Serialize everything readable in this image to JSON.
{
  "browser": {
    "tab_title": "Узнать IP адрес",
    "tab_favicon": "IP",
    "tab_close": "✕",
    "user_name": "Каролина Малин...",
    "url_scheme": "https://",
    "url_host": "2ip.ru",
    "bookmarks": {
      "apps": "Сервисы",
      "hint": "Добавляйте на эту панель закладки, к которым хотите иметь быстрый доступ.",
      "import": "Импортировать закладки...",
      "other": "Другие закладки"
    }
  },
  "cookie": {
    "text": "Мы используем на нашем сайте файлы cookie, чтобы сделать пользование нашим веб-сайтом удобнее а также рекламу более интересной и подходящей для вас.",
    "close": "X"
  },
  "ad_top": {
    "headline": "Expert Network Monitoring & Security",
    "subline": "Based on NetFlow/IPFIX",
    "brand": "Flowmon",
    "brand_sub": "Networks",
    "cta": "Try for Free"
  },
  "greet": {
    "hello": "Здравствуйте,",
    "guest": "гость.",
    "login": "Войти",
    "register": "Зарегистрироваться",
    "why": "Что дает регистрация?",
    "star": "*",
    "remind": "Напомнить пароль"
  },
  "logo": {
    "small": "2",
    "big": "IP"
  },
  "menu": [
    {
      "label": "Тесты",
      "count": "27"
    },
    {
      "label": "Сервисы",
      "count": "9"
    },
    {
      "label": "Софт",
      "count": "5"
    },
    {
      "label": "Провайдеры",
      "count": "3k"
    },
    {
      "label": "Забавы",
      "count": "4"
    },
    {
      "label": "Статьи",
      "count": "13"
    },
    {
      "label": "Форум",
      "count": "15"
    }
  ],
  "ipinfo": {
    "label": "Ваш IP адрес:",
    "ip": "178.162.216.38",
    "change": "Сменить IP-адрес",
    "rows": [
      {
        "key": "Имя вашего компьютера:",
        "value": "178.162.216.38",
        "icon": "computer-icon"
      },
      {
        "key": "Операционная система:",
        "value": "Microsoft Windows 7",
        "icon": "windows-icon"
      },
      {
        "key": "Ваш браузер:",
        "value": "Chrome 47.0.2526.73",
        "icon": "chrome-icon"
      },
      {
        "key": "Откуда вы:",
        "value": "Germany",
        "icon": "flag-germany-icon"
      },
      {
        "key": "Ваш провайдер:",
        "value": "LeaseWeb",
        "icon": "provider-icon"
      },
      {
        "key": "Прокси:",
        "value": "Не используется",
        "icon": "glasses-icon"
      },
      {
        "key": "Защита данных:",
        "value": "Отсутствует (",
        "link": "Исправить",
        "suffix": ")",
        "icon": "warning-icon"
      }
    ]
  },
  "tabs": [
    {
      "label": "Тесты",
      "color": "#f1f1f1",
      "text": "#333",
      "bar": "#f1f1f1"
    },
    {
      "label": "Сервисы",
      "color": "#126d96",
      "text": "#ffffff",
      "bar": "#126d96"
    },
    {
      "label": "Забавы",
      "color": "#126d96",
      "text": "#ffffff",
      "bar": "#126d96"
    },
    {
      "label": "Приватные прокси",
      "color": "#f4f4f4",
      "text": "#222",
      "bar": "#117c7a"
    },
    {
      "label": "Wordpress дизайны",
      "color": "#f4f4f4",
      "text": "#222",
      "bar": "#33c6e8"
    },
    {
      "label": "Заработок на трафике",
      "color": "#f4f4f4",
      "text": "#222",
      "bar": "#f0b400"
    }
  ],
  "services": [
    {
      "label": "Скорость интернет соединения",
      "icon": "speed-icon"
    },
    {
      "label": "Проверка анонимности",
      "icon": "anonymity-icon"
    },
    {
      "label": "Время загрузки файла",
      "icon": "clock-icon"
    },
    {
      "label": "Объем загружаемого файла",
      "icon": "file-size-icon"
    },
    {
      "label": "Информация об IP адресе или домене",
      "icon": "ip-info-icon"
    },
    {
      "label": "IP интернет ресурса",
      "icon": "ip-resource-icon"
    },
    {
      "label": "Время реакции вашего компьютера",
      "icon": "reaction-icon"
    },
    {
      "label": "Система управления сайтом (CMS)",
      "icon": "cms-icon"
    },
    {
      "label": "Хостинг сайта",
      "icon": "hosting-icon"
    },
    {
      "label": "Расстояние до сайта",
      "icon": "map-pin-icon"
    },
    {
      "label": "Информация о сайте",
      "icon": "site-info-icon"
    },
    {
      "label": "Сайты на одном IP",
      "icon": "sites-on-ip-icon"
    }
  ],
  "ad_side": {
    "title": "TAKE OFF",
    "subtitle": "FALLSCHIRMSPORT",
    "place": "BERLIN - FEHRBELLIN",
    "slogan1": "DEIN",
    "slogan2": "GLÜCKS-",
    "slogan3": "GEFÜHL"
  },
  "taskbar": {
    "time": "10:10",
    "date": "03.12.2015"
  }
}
============================================================
PROBLEM TO SOLVE: From the records above, pull out every line containing the word "сайтом".

SOLVED PROBLEM:
    "text": "Мы используем на нашем сайте файлы cookie, чтобы сделать пользование нашим веб-сайтом удобнее а также рекламу более интересной и подходящей для вас.",
      "label": "Система управления сайтом (CMS)",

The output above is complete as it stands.